*STORED DATA*.
◇ ◇ ◇ ◇ ◇ ◇ ◇

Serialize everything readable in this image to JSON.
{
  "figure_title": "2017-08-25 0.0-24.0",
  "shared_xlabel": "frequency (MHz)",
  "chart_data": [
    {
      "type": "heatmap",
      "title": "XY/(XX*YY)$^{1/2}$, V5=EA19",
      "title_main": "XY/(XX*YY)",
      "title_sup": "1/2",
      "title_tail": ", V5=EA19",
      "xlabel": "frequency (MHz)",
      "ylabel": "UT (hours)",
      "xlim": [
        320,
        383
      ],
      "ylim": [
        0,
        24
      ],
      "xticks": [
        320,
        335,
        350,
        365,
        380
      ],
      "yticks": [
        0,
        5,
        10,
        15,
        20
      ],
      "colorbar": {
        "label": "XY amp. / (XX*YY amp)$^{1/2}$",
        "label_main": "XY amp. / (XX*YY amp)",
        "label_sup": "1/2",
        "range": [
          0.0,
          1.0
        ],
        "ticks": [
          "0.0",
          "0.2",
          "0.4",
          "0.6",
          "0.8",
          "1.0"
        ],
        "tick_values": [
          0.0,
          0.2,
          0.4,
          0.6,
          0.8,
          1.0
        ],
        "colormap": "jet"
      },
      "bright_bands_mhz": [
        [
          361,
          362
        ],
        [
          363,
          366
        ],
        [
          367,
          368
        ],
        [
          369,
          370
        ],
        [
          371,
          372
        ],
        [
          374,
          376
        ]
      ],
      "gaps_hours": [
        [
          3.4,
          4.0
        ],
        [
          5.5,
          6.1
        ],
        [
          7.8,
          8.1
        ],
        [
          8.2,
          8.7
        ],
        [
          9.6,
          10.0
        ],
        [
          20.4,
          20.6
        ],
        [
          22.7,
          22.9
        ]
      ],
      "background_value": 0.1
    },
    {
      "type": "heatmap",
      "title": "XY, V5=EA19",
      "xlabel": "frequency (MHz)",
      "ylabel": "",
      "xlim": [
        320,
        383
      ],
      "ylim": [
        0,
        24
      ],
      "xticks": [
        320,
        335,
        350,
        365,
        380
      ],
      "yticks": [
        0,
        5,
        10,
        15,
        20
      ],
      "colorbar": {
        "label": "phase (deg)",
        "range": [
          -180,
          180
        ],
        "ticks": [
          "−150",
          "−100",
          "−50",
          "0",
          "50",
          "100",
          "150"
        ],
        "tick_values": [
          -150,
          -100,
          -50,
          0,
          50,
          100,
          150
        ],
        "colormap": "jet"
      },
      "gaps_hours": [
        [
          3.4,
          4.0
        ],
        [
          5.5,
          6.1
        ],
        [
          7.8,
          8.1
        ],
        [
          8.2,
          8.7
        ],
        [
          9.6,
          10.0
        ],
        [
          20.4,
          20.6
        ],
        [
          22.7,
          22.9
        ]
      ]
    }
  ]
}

◇ ◇ ◇ ◇ ◇ ◇ ◇

*PROBLEM*. Above are the records; retype every one exactly.

*FINAL RESULT*.
Serialize everything readable in this image to JSON.
{
  "figure_title": "2017-08-25 0.0-24.0",
  "shared_xlabel": "frequency (MHz)",
  "chart_data": [
    {
      "type": "heatmap",
      "title": "XY/(XX*YY)$^{1/2}$, V5=EA19",
      "title_main": "XY/(XX*YY)",
      "title_sup": "1/2",
      "title_tail": ", V5=EA19",
      "xlabel": "frequency (MHz)",
      "ylabel": "UT (hours)",
      "xlim": [
        320,
        383
      ],
      "ylim": [
        0,
        24
      ],
      "xticks": [
        320,
        335,
        350,
        365,
        380
      ],
      "yticks": [
        0,
        5,
        10,
        15,
        20
      ],
      "colorbar": {
        "label": "XY amp. / (XX*YY amp)$^{1/2}$",
        "label_main": "XY amp. / (XX*YY amp)",
        "label_sup": "1/2",
        "range": [
          0.0,
          1.0
        ],
        "ticks": [
          "0.0",
          "0.2",
          "0.4",
          "0.6",
          "0.8",
          "1.0"
        ],
        "tick_values": [
          0.0,
          0.2,
          0.4,
          0.6,
          0.8,
          1.0
        ],
        "colormap": "jet"
      },
      "bright_bands_mhz": [
        [
          361,
          362
        ],
        [
          363,
          366
        ],
        [
          367,
          368
        ],
        [
          369,
          370
        ],
        [
          371,
          372
        ],
        [
          374,
          376
        ]
      ],
      "gaps_hours": [
        [
          3.4,
          4.0
        ],
        [
          5.5,
          6.1
        ],
        [
          7.8,
          8.1
        ],
        [
          8.2,
          8.7
        ],
        [
          9.6,
          10.0
        ],
        [
          20.4,
          20.6
        ],
        [
          22.7,
          22.9
        ]
      ],
      "background_value": 0.1
    },
    {
      "type": "heatmap",
      "title": "XY, V5=EA19",
      "xlabel": "frequency (MHz)",
      "ylabel": "",
      "xlim": [
        320,
        383
      ],
      "ylim": [
        0,
        24
      ],
      "xticks": [
        320,
        335,
        350,
        365,
        380
      ],
      "yticks": [
        0,
        5,
        10,
        15,
        20
      ],
      "colorbar": {
        "label": "phase (deg)",
        "range": [
          -180,
          180
        ],
        "ticks": [
          "−150",
          "−100",
          "−50",
          "0",
          "50",
          "100",
          "150"
        ],
        "tick_values": [
          -150,
          -100,
          -50,
          0,
          50,
          100,
          150
        ],
        "colormap": "jet"
      },
      "gaps_hours": [
        [
          3.4,
          4.0
        ],
        [
          5.5,
          6.1
        ],
        [
          7.8,
          8.1
        ],
        [
          8.2,
          8.7
        ],
        [
          9.6,
          10.0
        ],
        [
          20.4,
          20.6
        ],
        [
          22.7,
          22.9
        ]
      ]
    }
  ]
}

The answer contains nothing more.